DATA FOR THIS TASK:
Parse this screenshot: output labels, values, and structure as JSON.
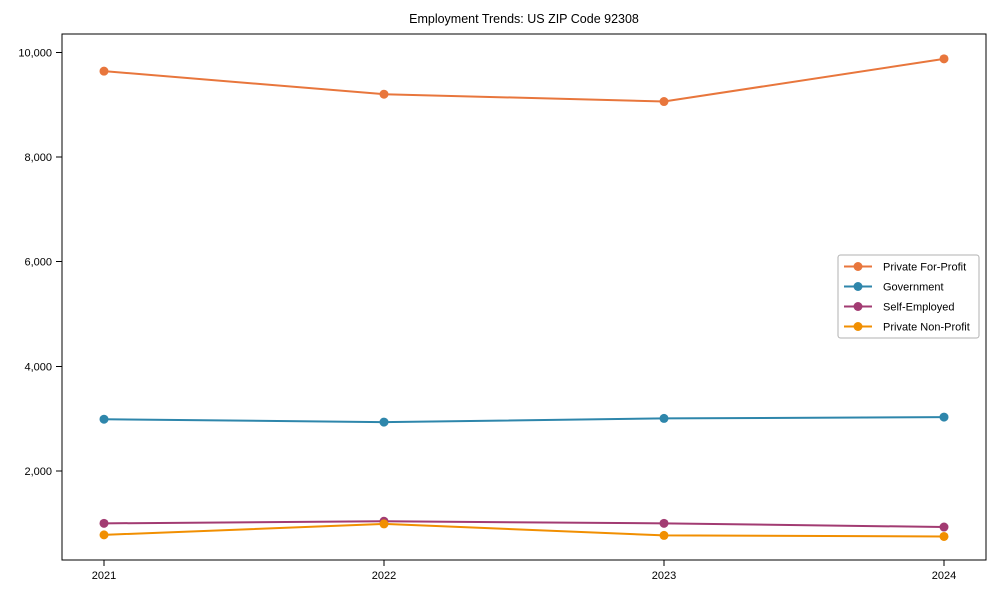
{
  "chart_data": {
    "type": "line",
    "title": "Employment Trends: US ZIP Code 92308",
    "xlabel": "",
    "ylabel": "",
    "x": [
      2021,
      2022,
      2023,
      2024
    ],
    "x_tick_labels": [
      "2021",
      "2022",
      "2023",
      "2024"
    ],
    "y_ticks": [
      {
        "value": 2000,
        "label": "2,000"
      },
      {
        "value": 4000,
        "label": "4,000"
      },
      {
        "value": 6000,
        "label": "6,000"
      },
      {
        "value": 8000,
        "label": "8,000"
      },
      {
        "value": 10000,
        "label": "10,000"
      }
    ],
    "series": [
      {
        "name": "Private For-Profit",
        "color": "#E8763C",
        "values": [
          9640,
          9200,
          9060,
          9875
        ]
      },
      {
        "name": "Government",
        "color": "#2E86AB",
        "values": [
          2990,
          2935,
          3005,
          3030
        ]
      },
      {
        "name": "Self-Employed",
        "color": "#A23B72",
        "values": [
          1000,
          1040,
          1000,
          930
        ]
      },
      {
        "name": "Private Non-Profit",
        "color": "#F18F01",
        "values": [
          780,
          990,
          770,
          750
        ]
      }
    ],
    "xlim": [
      2020.85,
      2024.15
    ],
    "ylim": [
      300,
      10350
    ],
    "grid": false,
    "legend_position": "center right",
    "legend_border_color": "#b0b0b0",
    "axis_color": "#000000",
    "background_color": "#ffffff"
  }
}
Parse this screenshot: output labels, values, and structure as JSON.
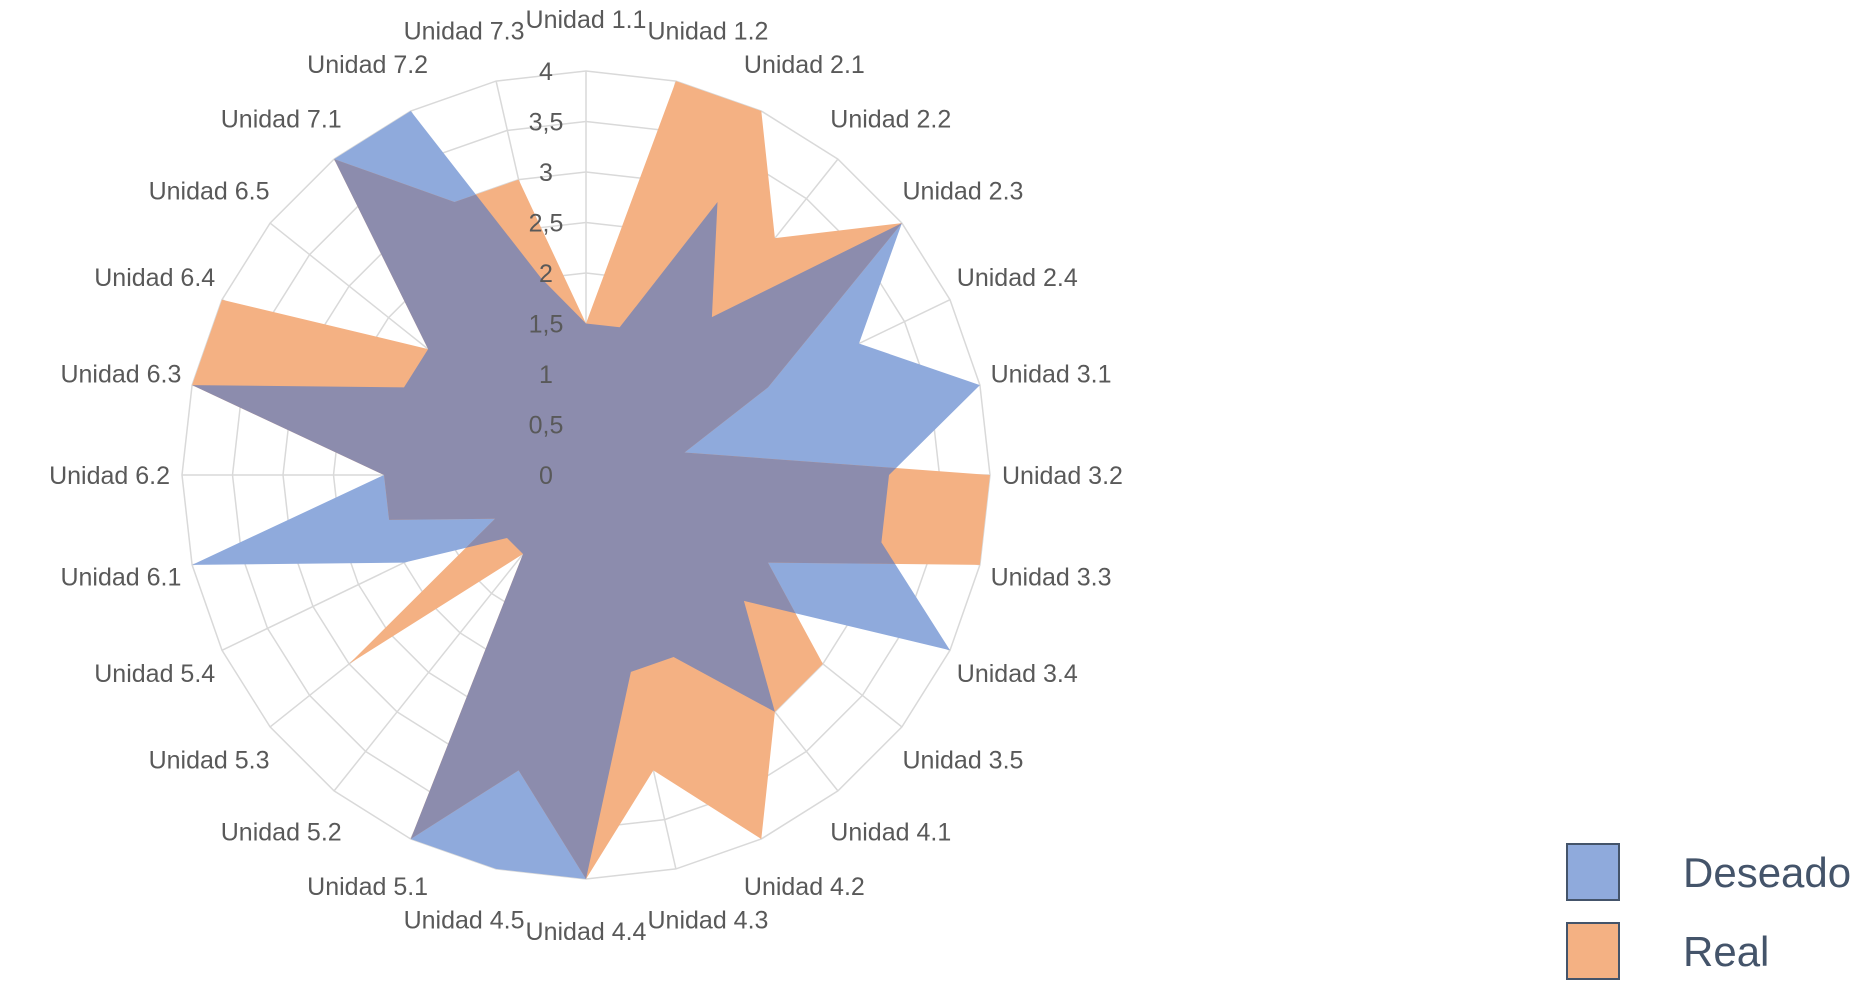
{
  "chart_data": {
    "type": "radar",
    "categories": [
      "Unidad 1.1",
      "Unidad 1.2",
      "Unidad 2.1",
      "Unidad 2.2",
      "Unidad 2.3",
      "Unidad 2.4",
      "Unidad 3.1",
      "Unidad 3.2",
      "Unidad 3.3",
      "Unidad 3.4",
      "Unidad 3.5",
      "Unidad 4.1",
      "Unidad 4.2",
      "Unidad 4.3",
      "Unidad 4.4",
      "Unidad 4.5",
      "Unidad 5.1",
      "Unidad 5.2",
      "Unidad 5.3",
      "Unidad 5.4",
      "Unidad 6.1",
      "Unidad 6.2",
      "Unidad 6.3",
      "Unidad 6.4",
      "Unidad 6.5",
      "Unidad 7.1",
      "Unidad 7.2",
      "Unidad 7.3"
    ],
    "series": [
      {
        "name": "Deseado",
        "color": "#8faadc",
        "values": [
          1.5,
          1.5,
          3,
          2,
          4,
          3,
          4,
          3,
          3,
          4,
          2,
          3,
          2,
          2,
          4,
          4,
          4,
          1,
          1,
          2,
          4,
          2,
          4,
          2,
          2,
          4,
          4,
          2
        ]
      },
      {
        "name": "Real",
        "color": "#f4b183",
        "values": [
          1.5,
          4,
          4,
          3,
          4,
          2,
          1,
          4,
          4,
          2,
          3,
          3,
          4,
          3,
          4,
          3,
          4,
          1,
          3,
          1,
          2,
          2,
          4,
          4,
          2,
          4,
          3,
          3
        ]
      }
    ],
    "overlap_color": "#8c8cad",
    "rlim": [
      0,
      4
    ],
    "tick_labels": [
      "0",
      "0,5",
      "1",
      "1,5",
      "2",
      "2,5",
      "3",
      "3,5",
      "4"
    ],
    "legend_position": "bottom-right"
  },
  "legend": {
    "items": [
      {
        "label": "Deseado",
        "color": "#8faadc"
      },
      {
        "label": "Real",
        "color": "#f4b183"
      }
    ]
  }
}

REQUIREMENTS:
Your task is to reproduce all of the material exactly. The pictures stay out.

WRITTEN RESPONSE:
Parse this screenshot: output labels, values, and structure as JSON.
{
  "chart_data": {
    "type": "line",
    "title": "Employment Trends: US ZIP Code 92308",
    "xlabel": "",
    "ylabel": "",
    "x": [
      2021,
      2022,
      2023,
      2024
    ],
    "x_tick_labels": [
      "2021",
      "2022",
      "2023",
      "2024"
    ],
    "y_ticks": [
      {
        "value": 2000,
        "label": "2,000"
      },
      {
        "value": 4000,
        "label": "4,000"
      },
      {
        "value": 6000,
        "label": "6,000"
      },
      {
        "value": 8000,
        "label": "8,000"
      },
      {
        "value": 10000,
        "label": "10,000"
      }
    ],
    "series": [
      {
        "name": "Private For-Profit",
        "color": "#E8763C",
        "values": [
          9640,
          9200,
          9060,
          9875
        ]
      },
      {
        "name": "Government",
        "color": "#2E86AB",
        "values": [
          2990,
          2935,
          3005,
          3030
        ]
      },
      {
        "name": "Self-Employed",
        "color": "#A23B72",
        "values": [
          1000,
          1040,
          1000,
          930
        ]
      },
      {
        "name": "Private Non-Profit",
        "color": "#F18F01",
        "values": [
          780,
          990,
          770,
          750
        ]
      }
    ],
    "xlim": [
      2020.85,
      2024.15
    ],
    "ylim": [
      300,
      10350
    ],
    "grid": false,
    "legend_position": "center right",
    "legend_border_color": "#b0b0b0",
    "axis_color": "#000000",
    "background_color": "#ffffff"
  }
}
Parse this screenshot: output labels, values, and structure as JSON.
{
  "chart_data": {
    "type": "radar",
    "categories": [
      "Unidad 1.1",
      "Unidad 1.2",
      "Unidad 2.1",
      "Unidad 2.2",
      "Unidad 2.3",
      "Unidad 2.4",
      "Unidad 3.1",
      "Unidad 3.2",
      "Unidad 3.3",
      "Unidad 3.4",
      "Unidad 3.5",
      "Unidad 4.1",
      "Unidad 4.2",
      "Unidad 4.3",
      "Unidad 4.4",
      "Unidad 4.5",
      "Unidad 5.1",
      "Unidad 5.2",
      "Unidad 5.3",
      "Unidad 5.4",
      "Unidad 6.1",
      "Unidad 6.2",
      "Unidad 6.3",
      "Unidad 6.4",
      "Unidad 6.5",
      "Unidad 7.1",
      "Unidad 7.2",
      "Unidad 7.3"
    ],
    "series": [
      {
        "name": "Deseado",
        "color": "#8faadc",
        "values": [
          1.5,
          1.5,
          3,
          2,
          4,
          3,
          4,
          3,
          3,
          4,
          2,
          3,
          2,
          2,
          4,
          4,
          4,
          1,
          1,
          2,
          4,
          2,
          4,
          2,
          2,
          4,
          4,
          2
        ]
      },
      {
        "name": "Real",
        "color": "#f4b183",
        "values": [
          1.5,
          4,
          4,
          3,
          4,
          2,
          1,
          4,
          4,
          2,
          3,
          3,
          4,
          3,
          4,
          3,
          4,
          1,
          3,
          1,
          2,
          2,
          4,
          4,
          2,
          4,
          3,
          3
        ]
      }
    ],
    "overlap_color": "#8c8cad",
    "rlim": [
      0,
      4
    ],
    "tick_labels": [
      "0",
      "0,5",
      "1",
      "1,5",
      "2",
      "2,5",
      "3",
      "3,5",
      "4"
    ],
    "legend_position": "bottom-right"
  },
  "legend": {
    "items": [
      {
        "label": "Deseado",
        "color": "#8faadc"
      },
      {
        "label": "Real",
        "color": "#f4b183"
      }
    ]
  }
}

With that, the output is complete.